THE DATA.

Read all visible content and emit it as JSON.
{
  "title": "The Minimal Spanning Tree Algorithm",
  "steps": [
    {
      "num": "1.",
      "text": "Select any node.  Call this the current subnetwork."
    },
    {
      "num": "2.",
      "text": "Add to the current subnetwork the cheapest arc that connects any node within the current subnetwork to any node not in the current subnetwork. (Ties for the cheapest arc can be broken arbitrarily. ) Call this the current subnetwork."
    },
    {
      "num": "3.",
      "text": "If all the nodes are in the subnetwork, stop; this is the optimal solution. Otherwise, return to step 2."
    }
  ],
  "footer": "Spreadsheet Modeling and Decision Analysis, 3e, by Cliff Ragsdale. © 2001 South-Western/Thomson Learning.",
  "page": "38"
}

EXERCISE PROMPT.
Output the full listing exactly as it stands.

IN RESPONSE.
Read all visible content and emit it as JSON.
{
  "title": "The Minimal Spanning Tree Algorithm",
  "steps": [
    {
      "num": "1.",
      "text": "Select any node.  Call this the current subnetwork."
    },
    {
      "num": "2.",
      "text": "Add to the current subnetwork the cheapest arc that connects any node within the current subnetwork to any node not in the current subnetwork. (Ties for the cheapest arc can be broken arbitrarily. ) Call this the current subnetwork."
    },
    {
      "num": "3.",
      "text": "If all the nodes are in the subnetwork, stop; this is the optimal solution. Otherwise, return to step 2."
    }
  ],
  "footer": "Spreadsheet Modeling and Decision Analysis, 3e, by Cliff Ragsdale. © 2001 South-Western/Thomson Learning.",
  "page": "38"
}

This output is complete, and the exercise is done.